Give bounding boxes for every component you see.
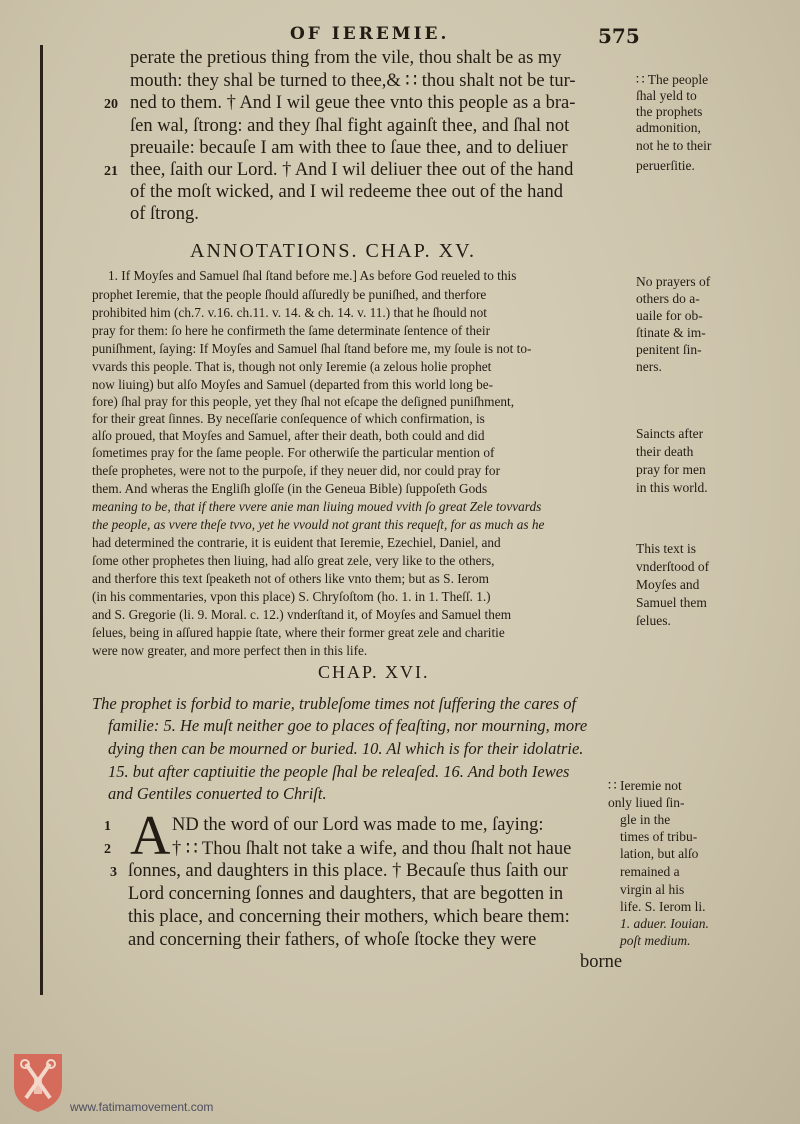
margin-note-line: peruerſitie. [636, 158, 695, 173]
margin-note-line: times of tribu- [620, 829, 698, 844]
margin-note-line: ſtinate & im- [636, 325, 706, 340]
margin-note-line: No prayers of [636, 274, 711, 289]
margin-note-line: only liued ſin- [608, 795, 685, 810]
keys-shield-logo-icon [12, 1052, 64, 1114]
annotation-line: prohibited him (ch.7. v.16. ch.11. v. 14. & ch. 14. v. 11.) that he ſhould not [92, 305, 487, 320]
margin-note-line: ners. [636, 359, 662, 374]
text-line: this place, and concerning their mothers, which beare them: [128, 907, 570, 927]
text-line: † ∷ Thou ſhalt not take a wife, and thou ſhalt not haue [172, 839, 572, 859]
annotation-line: had determined the contrarie, it is euident that Ieremie, Ezechiel, Daniel, and [92, 535, 501, 550]
text-line: preuaile: becauſe I am with thee to ſaue thee, and to deliuer [130, 138, 568, 158]
margin-note-line: gle in the [620, 812, 671, 827]
margin-note-line: others do a- [636, 291, 700, 306]
argument-line: familie: 5. He muſt neither goe to places of feaſting, nor mourning, more [108, 716, 588, 735]
annotation-line: and therfore this text ſpeaketh not of others like vnto them; but as S. Ierom [92, 571, 489, 586]
margin-note-line: Saincts after [636, 426, 704, 441]
annotation-line: theſe prophetes, were not to the purpoſe, if they neuer did, nor could pray for [92, 463, 501, 478]
annotation-line: (in his commentaries, vpon this place) S. Chryſoſtom (ho. 1. in 1. Theſſ. 1.) [92, 589, 491, 604]
text-line: Lord concerning ſonnes and daughters, that are begotten in [128, 884, 564, 904]
argument-line: The prophet is forbid to marie, trubleſome times not ſuffering the cares of [92, 694, 577, 713]
verse-number: 3 [110, 865, 117, 880]
margin-note-line: virgin al his [620, 882, 685, 897]
verse-number: 21 [104, 164, 118, 179]
margin-note-line: 1. aduer. Iouian. [620, 916, 709, 931]
annotation-line: vvards this people. That is, though not only Ieremie (a zelous holie prophet [92, 359, 492, 374]
margin-note-line: ∷ The people [636, 72, 709, 87]
margin-note-line: in this world. [636, 480, 708, 495]
margin-note-line: ∷ Ieremie not [608, 778, 682, 793]
page-number: 575 [598, 24, 640, 48]
margin-note-line: admonition, [636, 120, 701, 135]
running-title: OF IEREMIE. [290, 24, 450, 44]
margin-note-line: lation, but alſo [620, 846, 699, 861]
argument-line: 15. but after captiuitie the people ſhal be releaſed. 16. And both Iewes [108, 762, 570, 781]
margin-note-line: poſt medium. [620, 933, 691, 948]
margin-note-line: not he to their [636, 138, 712, 153]
annotation-line: ſometimes pray for the ſame people. For otherwiſe the particular mention of [92, 445, 495, 460]
annotation-line: now liuing) but alſo Moyſes and Samuel (departed from this world long be- [92, 377, 494, 392]
annotation-line: fore) ſhal pray for this people, yet they ſhal not eſcape the deſigned puniſhment, [92, 394, 515, 409]
catchword: borne [580, 952, 623, 972]
margin-note-line: the prophets [636, 104, 703, 119]
margin-note-line: remained a [620, 864, 680, 879]
website-watermark: www.fatimamovement.com [70, 1100, 214, 1114]
annotation-line: 1. If Moyſes and Samuel ſhal ſtand before me.] As before God reueled to this [108, 268, 517, 283]
annotation-line: puniſhment, ſaying: If Moyſes and Samuel ſhal ſtand before me, my ſoule is not to- [92, 341, 532, 356]
text-line: of ſtrong. [130, 204, 199, 224]
annotation-line: them. And wheras the Engliſh gloſſe (in the Geneua Bible) ſuppoſeth Gods [92, 481, 488, 496]
argument-line: and Gentiles conuerted to Chriſt. [108, 784, 327, 803]
margin-note-line: uaile for ob- [636, 308, 703, 323]
text-line: thee, ſaith our Lord. † And I wil deliuer thee out of the hand [130, 160, 574, 180]
margin-note-line: penitent ſin- [636, 342, 702, 357]
annotation-line: for their great ſinnes. By neceſſarie conſequence of which confirmation, is [92, 411, 485, 426]
annotation-line: ſome other prophetes then liuing, had alſo great zele, very like to the others, [92, 553, 495, 568]
annotation-line: and S. Gregorie (li. 9. Moral. c. 12.) vnderſtand it, of Moyſes and Samuel them [92, 607, 512, 622]
text-line: ſen wal, ſtrong: and they ſhal fight againſt thee, and ſhal not [130, 116, 570, 136]
annotation-line: pray for them: ſo here he confirmeth the ſame determinate ſentence of their [92, 323, 490, 338]
text-line: ned to them. † And I wil geue thee vnto this people as a bra- [130, 93, 576, 113]
text-line: and concerning their fathers, of whoſe ſtocke they were [128, 930, 537, 950]
verse-number: 2 [104, 842, 111, 857]
annotation-line: the people, as vvere theſe tvvo, yet he vvould not grant this requeſt, for as much as he [92, 517, 545, 532]
text-line: perate the pretious thing from the vile, thou shalt be as my [130, 48, 562, 68]
margin-note-line: This text is [636, 541, 696, 556]
annotation-line: ſelues, being in aſſured happie ſtate, where their former great zele and charitie [92, 625, 505, 640]
margin-note-line: ſelues. [636, 613, 671, 628]
annotations-heading: ANNOTATIONS. CHAP. XV. [190, 240, 476, 262]
margin-note-line: Moyſes and [636, 577, 700, 592]
margin-note-line: life. S. Ierom li. [620, 899, 706, 914]
left-margin-rule [40, 45, 43, 995]
text-line: of the moſt wicked, and I wil redeeme thee out of the hand [130, 182, 564, 202]
text-line: ND the word of our Lord was made to me, ſaying: [172, 815, 544, 835]
annotation-line: prophet Ieremie, that the people ſhould aſſuredly be puniſhed, and therfore [92, 287, 487, 302]
margin-note-line: pray for men [636, 462, 706, 477]
text-line: mouth: they shal be turned to thee,& ∷ thou shalt not be tur- [130, 71, 576, 91]
annotation-line: meaning to be, that if there vvere aniе man liuing moued vvith ſo great Zele tovvards [92, 499, 542, 514]
verse-number: 1 [104, 819, 111, 834]
margin-note-line: Samuel them [636, 595, 707, 610]
text-line: ſonnes, and daughters in this place. † Becauſe thus ſaith our [128, 861, 568, 881]
argument-line: dying then can be mourned or buried. 10. Al which is for their idolatrie. [108, 739, 584, 758]
drop-cap: A [130, 805, 171, 867]
annotation-line: alſo proued, that Moyſes and Samuel, after their death, both could and did [92, 428, 485, 443]
margin-note-line: vnderſtood of [636, 559, 710, 574]
verse-number: 20 [104, 97, 118, 112]
margin-note-line: ſhal yeld to [636, 88, 697, 103]
annotation-line: were now greater, and more perfect then in this life. [92, 643, 368, 658]
margin-note-line: their death [636, 444, 694, 459]
chapter-heading: CHAP. XVI. [318, 662, 430, 682]
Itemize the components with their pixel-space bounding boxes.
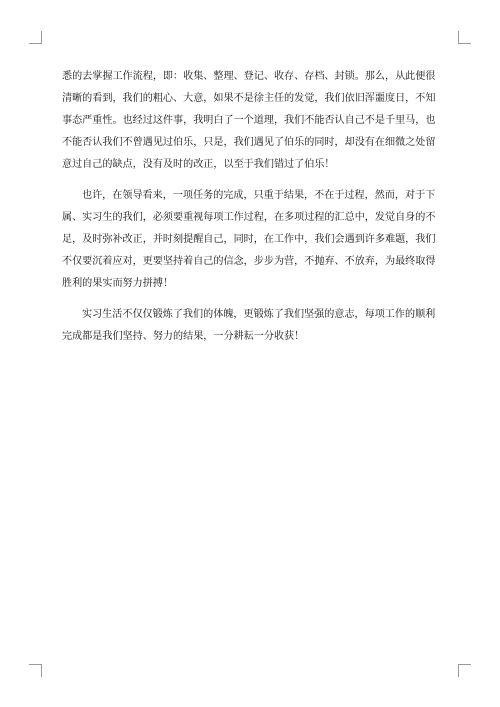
paragraph-1 xyxy=(62,66,442,176)
text-line: 实习生活不仅仅锻炼了我们的体魄，更锻炼了我们坚强的意志，每项工作的顺利 xyxy=(82,309,436,320)
text-line: 完成都是我们坚持、努力的结果，一分耕耘一分收获！ xyxy=(62,331,305,342)
crop-mark-bottom-right xyxy=(458,664,471,677)
document-body xyxy=(62,66,442,348)
text-line: 不仅要沉着应对，更要坚持着自己的信念，步步为营，不抛弃、不放弃，为最终取得 xyxy=(62,256,436,267)
text-line: 不能否认我们不曾遇见过伯乐，只是，我们遇见了伯乐的同时，却没有在细微之处留 xyxy=(62,137,436,148)
text-line: 意过自己的缺点，没有及时的改正，以至于我们错过了伯乐！ xyxy=(62,159,335,170)
paragraph-gap xyxy=(62,176,442,185)
text-line: 悉的去掌握工作流程，即：收集、整理、登记、收存、存档、封锁。那么，从此便很 xyxy=(62,71,436,82)
crop-mark-top-right xyxy=(458,31,471,44)
paragraph-gap xyxy=(62,295,442,304)
text-line: 足，及时弥补改正，并时刻提醒自己，同时，在工作中，我们会遇到许多难题，我们 xyxy=(62,234,436,245)
text-line: 也许，在领导看来，一项任务的完成，只重于结果，不在于过程，然而，对于下 xyxy=(82,190,436,201)
text-line: 胜利的果实而努力拼搏！ xyxy=(62,278,174,289)
text-line: 事态严重性。也经过这件事，我明白了一个道理，我们不能否认自己不是千里马，也 xyxy=(62,115,436,126)
text-line: 清晰的看到，我们的粗心、大意，如果不是徐主任的发觉，我们依旧浑噩度日，不知 xyxy=(62,93,436,104)
paragraph-3 xyxy=(62,304,442,348)
text-line: 属、实习生的我们，必须要重视每项工作过程，在多项过程的汇总中，发觉自身的不 xyxy=(62,212,436,223)
crop-mark-top-left xyxy=(29,31,42,44)
crop-mark-bottom-left xyxy=(29,664,42,677)
paragraph-2 xyxy=(62,185,442,295)
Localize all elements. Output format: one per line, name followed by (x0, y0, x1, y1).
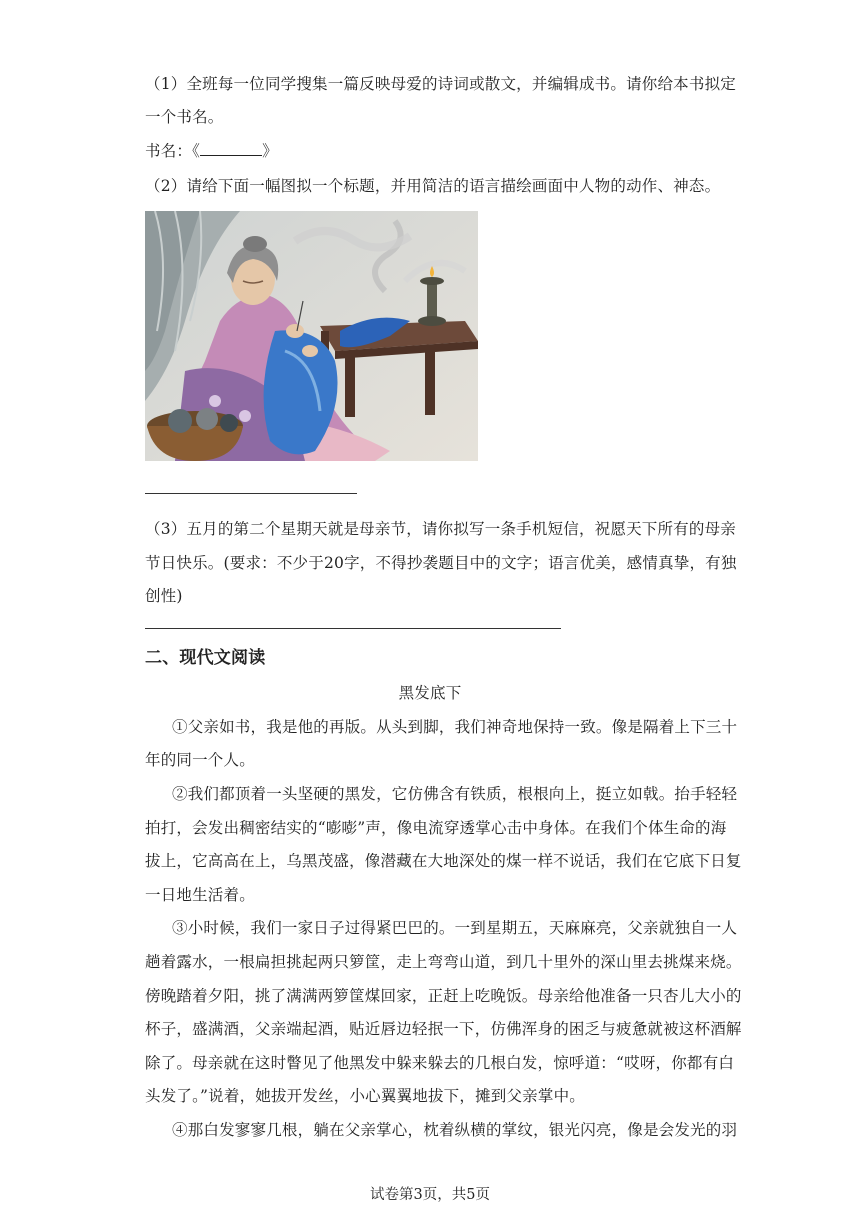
article-title: 黑发底下 (398, 684, 462, 702)
page-footer: 试卷第3页，共5页 (370, 1187, 490, 1203)
q2-answer-line[interactable] (145, 493, 357, 494)
q3-text-line3: 创性) (145, 587, 183, 605)
article-p2-line2: 拍打，会发出稠密结实的“嘭嘭”声，像电流穿透掌心击中身体。在我们个体生命的海 (145, 819, 727, 837)
article-p3-line1: ③小时候，我们一家日子过得紧巴巴的。一到星期五，天麻麻亮，父亲就独自一人 (172, 919, 738, 937)
section-heading: 二、现代文阅读 (145, 648, 266, 668)
article-p3-line3: 傍晚踏着夕阳，挑了满满两箩筐煤回家，正赶上吃晚饭。母亲给他准备一只杏儿大小的 (145, 987, 742, 1005)
q3-answer-line[interactable] (145, 628, 561, 629)
q2-text-line1: （2）请给下面一幅图拟一个标题，并用简洁的语言描绘画面中人物的动作、神态。 (145, 177, 721, 195)
article-p4-line1: ④那白发寥寥几根，躺在父亲掌心，枕着纵横的掌纹，银光闪亮，像是会发光的羽 (172, 1121, 738, 1139)
article-p2-line4: 一日地生活着。 (145, 886, 255, 904)
q1-book-prefix: 书名：《 (145, 142, 201, 160)
article-p3-line5: 除了。母亲就在这时瞥见了他黑发中躲来躲去的几根白发，惊呼道：“哎呀，你都有白 (145, 1054, 735, 1072)
q1-text-line2: 一个书名。 (145, 108, 224, 126)
article-p2-line1: ②我们都顶着一头坚硬的黑发，它仿佛含有铁质，根根向上，挺立如戟。抬手轻轻 (172, 785, 738, 803)
q3-text-line2: 节日快乐。(要求：不少于20字，不得抄袭题目中的文字；语言优美，感情真挚，有独 (145, 554, 737, 572)
q1-book-suffix: 》 (262, 142, 278, 160)
q3-text-line1: （3）五月的第二个星期天就是母亲节，请你拟写一条手机短信，祝愿天下所有的母亲 (145, 520, 736, 538)
q1-text-line1: （1）全班每一位同学搜集一篇反映母爱的诗词或散文，并编辑成书。请你给本书拟定 (145, 75, 736, 93)
article-p3-line6: 头发了。”说着，她拔开发丝，小心翼翼地拔下，摊到父亲掌中。 (145, 1087, 585, 1105)
q1-book-name-row (145, 141, 725, 161)
mother-sewing-illustration (145, 211, 478, 461)
article-p1-line1: ①父亲如书，我是他的再版。从头到脚，我们神奇地保持一致。像是隔着上下三十 (172, 718, 738, 736)
article-p3-line2: 趟着露水，一根扁担挑起两只箩筐，走上弯弯山道，到几十里外的深山里去挑煤来烧。 (145, 953, 742, 971)
article-p2-line3: 拔上，它高高在上，乌黑茂盛，像潜藏在大地深处的煤一样不说话，我们在它底下日复 (145, 852, 742, 870)
article-p3-line4: 杯子，盛满酒，父亲端起酒，贴近唇边轻抿一下，仿佛浑身的困乏与疲惫就被这杯酒解 (145, 1020, 742, 1038)
book-name-blank[interactable] (200, 141, 262, 156)
article-p1-line2: 年的同一个人。 (145, 751, 255, 769)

=====

Recast as a numbered list only the entries above from the line containing "margin-note-line: peruerſitie. [636, 158, 695, 173]" through the line containing "text-line: Lord concerning", both included, omitting any blank lines.

# Answer to the problem
1. margin-note-line: peruerſitie. [636, 158, 695, 173]
2. margin-note-line: times of tribu- [620, 829, 698, 844]
3. margin-note-line: ſtinate & im- [636, 325, 706, 340]
4. margin-note-line: No prayers of [636, 274, 711, 289]
5. margin-note-line: only liued ſin- [608, 795, 685, 810]
6. keys-shield-logo-icon [12, 1052, 64, 1114]
7. annotation-line: prohibited him (ch.7. v.16. ch.11. v. 14. & ch. 14. v. 11.) that he ſhould not [92, 305, 487, 320]
8. margin-note-line: ners. [636, 359, 662, 374]
9. text-line: this place, and concerning their mothers, which beare them: [128, 907, 570, 927]
10. text-line: † ∷ Thou ſhalt not take a wife, and thou ſhalt not haue [172, 839, 572, 859]
11. annotation-line: had determined the contrarie, it is euident that Ieremie, Ezechiel, Daniel, and [92, 535, 501, 550]
12. text-line: preuaile: becauſe I am with thee to ſaue thee, and to deliuer [130, 138, 568, 158]
13. margin-note-line: gle in the [620, 812, 671, 827]
14. margin-note-line: others do a- [636, 291, 700, 306]
15. argument-line: familie: 5. He muſt neither goe to places of feaſting, nor mourning, more [108, 716, 588, 735]
16. annotation-line: and therfore this text ſpeaketh not of others like vnto them; but as S. Ierom [92, 571, 489, 586]
17. margin-note-line: Saincts after [636, 426, 704, 441]
18. annotation-line: theſe prophetes, were not to the purpoſe, if they neuer did, nor could pray for [92, 463, 501, 478]
19. annotation-line: (in his commentaries, vpon this place) S. Chryſoſtom (ho. 1. in 1. Theſſ. 1.) [92, 589, 491, 604]
20. text-line: Lord concerning ſonnes and daughters, that are begotten in [128, 884, 564, 904]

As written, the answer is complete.